--- Texto para leitura ---

A perplexidade do profeta

Habacuque 1:12-17

(especialmente vv. 12 e 13)

É importante que o cristão não somente leia os jornais e compreenda o que está acontecendo no mundo, mas também entenda o significado dos acontecimentos. Há, em nosso tempo, graves perigos ameaçando a Igreja e, a menos que seja cuidadosa, pode, à semelhança de Israel do passado, entrar em alianças políticas para evitar exatamente o que Deus ordenou. É essencial que a Igreja não veja as coisas com olho político, mas aprenda a interpretar os acontecimentos de mo­do espiritual e a entendê-los à luz das instruções divinas. Aquilo que para o homem natural é inteiramente detestável, e até desastroso, pode ser exatamente o que Deus está usando para castigar-nos e restaurar-nos a um correto relacio­namento com ele. Assim, não devemos saltar para conclusões precipitadas.

---

● Tarefa proposta A: Transcreva do texto sobre a perplexidade do profeta o trecho que começa nas palavras que contêm "(especialmente vv. 12" e termina em "para conclusões precipitadas.".
● Tarefa proposta B:
Responda com base no texto sobre a perplexidade do profeta:
(i) Que passagem bíblica aparece indicada logo abaixo do título?
(ii) A quem a Igreja pode se assemelhar se entrar em alianças políticas?
(iii) Segundo o texto, para que Deus pode estar usando aquilo que é inteiramente detestável para o homem natural?
● Tarefa proposta C: Prossiga o texto sobre a perplexidade do profeta a partir da última frase apresentada.

--- Material de dados ---

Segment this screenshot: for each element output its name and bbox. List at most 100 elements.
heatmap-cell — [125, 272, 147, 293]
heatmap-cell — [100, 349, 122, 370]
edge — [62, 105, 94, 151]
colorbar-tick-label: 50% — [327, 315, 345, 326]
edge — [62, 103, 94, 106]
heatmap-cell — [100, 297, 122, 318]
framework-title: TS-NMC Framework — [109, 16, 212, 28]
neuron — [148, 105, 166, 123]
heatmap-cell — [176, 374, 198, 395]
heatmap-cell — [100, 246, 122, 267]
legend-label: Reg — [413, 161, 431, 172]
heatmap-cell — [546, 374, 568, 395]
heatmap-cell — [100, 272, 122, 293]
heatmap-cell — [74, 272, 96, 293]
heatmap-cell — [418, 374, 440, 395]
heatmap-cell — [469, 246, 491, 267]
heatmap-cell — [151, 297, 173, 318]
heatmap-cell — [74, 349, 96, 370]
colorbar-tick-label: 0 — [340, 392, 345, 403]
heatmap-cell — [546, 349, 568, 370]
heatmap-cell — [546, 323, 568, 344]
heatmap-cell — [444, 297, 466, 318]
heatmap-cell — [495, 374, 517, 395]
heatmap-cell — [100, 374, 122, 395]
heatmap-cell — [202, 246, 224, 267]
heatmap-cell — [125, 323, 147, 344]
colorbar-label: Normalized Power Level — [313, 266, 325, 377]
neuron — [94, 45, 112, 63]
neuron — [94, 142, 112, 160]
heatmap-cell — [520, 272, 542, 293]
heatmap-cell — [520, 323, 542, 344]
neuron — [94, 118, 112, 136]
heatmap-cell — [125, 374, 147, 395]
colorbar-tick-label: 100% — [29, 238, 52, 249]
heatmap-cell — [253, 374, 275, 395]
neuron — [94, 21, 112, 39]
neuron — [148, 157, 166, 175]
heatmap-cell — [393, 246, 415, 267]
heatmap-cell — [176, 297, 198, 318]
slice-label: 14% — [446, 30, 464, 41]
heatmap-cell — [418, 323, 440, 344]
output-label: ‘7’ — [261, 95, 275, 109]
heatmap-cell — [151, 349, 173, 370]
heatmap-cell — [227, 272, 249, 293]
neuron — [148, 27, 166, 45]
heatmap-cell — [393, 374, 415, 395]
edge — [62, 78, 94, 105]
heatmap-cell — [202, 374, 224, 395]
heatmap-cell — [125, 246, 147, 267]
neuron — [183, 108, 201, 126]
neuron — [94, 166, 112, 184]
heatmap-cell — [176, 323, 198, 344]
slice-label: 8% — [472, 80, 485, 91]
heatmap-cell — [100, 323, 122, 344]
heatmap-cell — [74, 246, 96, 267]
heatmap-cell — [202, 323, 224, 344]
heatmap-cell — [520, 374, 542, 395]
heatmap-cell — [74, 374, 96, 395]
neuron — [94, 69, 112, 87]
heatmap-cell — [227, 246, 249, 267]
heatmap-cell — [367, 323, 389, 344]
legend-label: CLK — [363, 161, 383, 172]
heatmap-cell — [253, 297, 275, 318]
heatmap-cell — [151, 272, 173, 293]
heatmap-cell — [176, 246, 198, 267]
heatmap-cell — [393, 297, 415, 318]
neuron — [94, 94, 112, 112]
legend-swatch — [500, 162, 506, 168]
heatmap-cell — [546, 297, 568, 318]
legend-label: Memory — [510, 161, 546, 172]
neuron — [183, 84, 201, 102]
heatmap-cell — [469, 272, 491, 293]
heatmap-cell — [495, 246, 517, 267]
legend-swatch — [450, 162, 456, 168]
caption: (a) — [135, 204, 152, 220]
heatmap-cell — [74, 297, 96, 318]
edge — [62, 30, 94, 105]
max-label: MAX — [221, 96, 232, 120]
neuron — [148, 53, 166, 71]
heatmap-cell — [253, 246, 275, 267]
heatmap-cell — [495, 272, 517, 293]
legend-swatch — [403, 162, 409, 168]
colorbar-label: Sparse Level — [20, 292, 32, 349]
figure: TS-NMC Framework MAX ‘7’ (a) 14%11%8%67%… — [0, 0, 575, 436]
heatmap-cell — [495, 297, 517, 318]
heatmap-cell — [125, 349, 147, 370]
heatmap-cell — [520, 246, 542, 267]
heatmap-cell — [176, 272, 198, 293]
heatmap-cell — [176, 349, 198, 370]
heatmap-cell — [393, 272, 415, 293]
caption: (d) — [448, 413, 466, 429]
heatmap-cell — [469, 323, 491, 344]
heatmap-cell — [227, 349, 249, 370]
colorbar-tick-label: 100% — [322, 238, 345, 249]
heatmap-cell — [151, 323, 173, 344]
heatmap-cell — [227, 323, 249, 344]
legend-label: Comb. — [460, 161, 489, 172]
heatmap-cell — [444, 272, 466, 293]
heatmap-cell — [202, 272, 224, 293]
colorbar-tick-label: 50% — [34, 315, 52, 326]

---

● Resposta do exercício A:
(especialmente vv. 12 e 13)

É importante que o cristão não somente leia os jornais e compreenda o que está acontecendo no mundo, mas também entenda o significado dos acontecimentos. Há, em nosso tempo, graves perigos ameaçando a Igreja e, a menos que seja cuidadosa, pode, à semelhança de Israel do passado, entrar em alianças políticas para evitar exatamente o que Deus ordenou. É essencial que a Igreja não veja as coisas com olho político, mas aprenda a interpretar os acontecimentos de mo­do espiritual e a entendê-los à luz das instruções divinas. Aquilo que para o homem natural é inteiramente detestável, e até desastroso, pode ser exatamente o que Deus está usando para castigar-nos e restaurar-nos a um correto relacio­namento com ele. Assim, não devemos saltar para conclusões precipitadas.

● Resposta do exercício B:
(i) Habacuque 1:12-17.
(ii) A Israel do passado.
(iii) Para castigar-nos e restaurar-nos a um correto relacionamento com ele.

● Resposta do exercício C:
I – A importância dos métodos certos

A maioria dos problemas e perplexidades da vida cristã surge da falta do método certo encará-los. É muito mais importante conhecemos o método de atacar do que ter resposta simplistas para problemas particulares. Geralmente as pessoas desejam resposta clara para uma pergunta específica, mas  a  Bíblia nem sempre nos dá o que desejamos. Contudo ela nos ensina um método. Temos a tendência para entrar em pânico e saltar para conclusões falsas quando acontece o inesperado e quando Deus nos trata de uma maneira estranha e inusitada O Salmo 73 adverte-nos do perigo de usar os lábios insensatamente. O salmista, vendo certos males, exclamou: “Com efeito, inutilmente con­servei puro o coração e lavei as mãos na inocên­cia.” Havia vantagem, pois, em ser religioso? Mas de súbito ele se deteve e disse: “Se eu pensara em falar tais palavras…”, percebendo que havia falado insensatamente.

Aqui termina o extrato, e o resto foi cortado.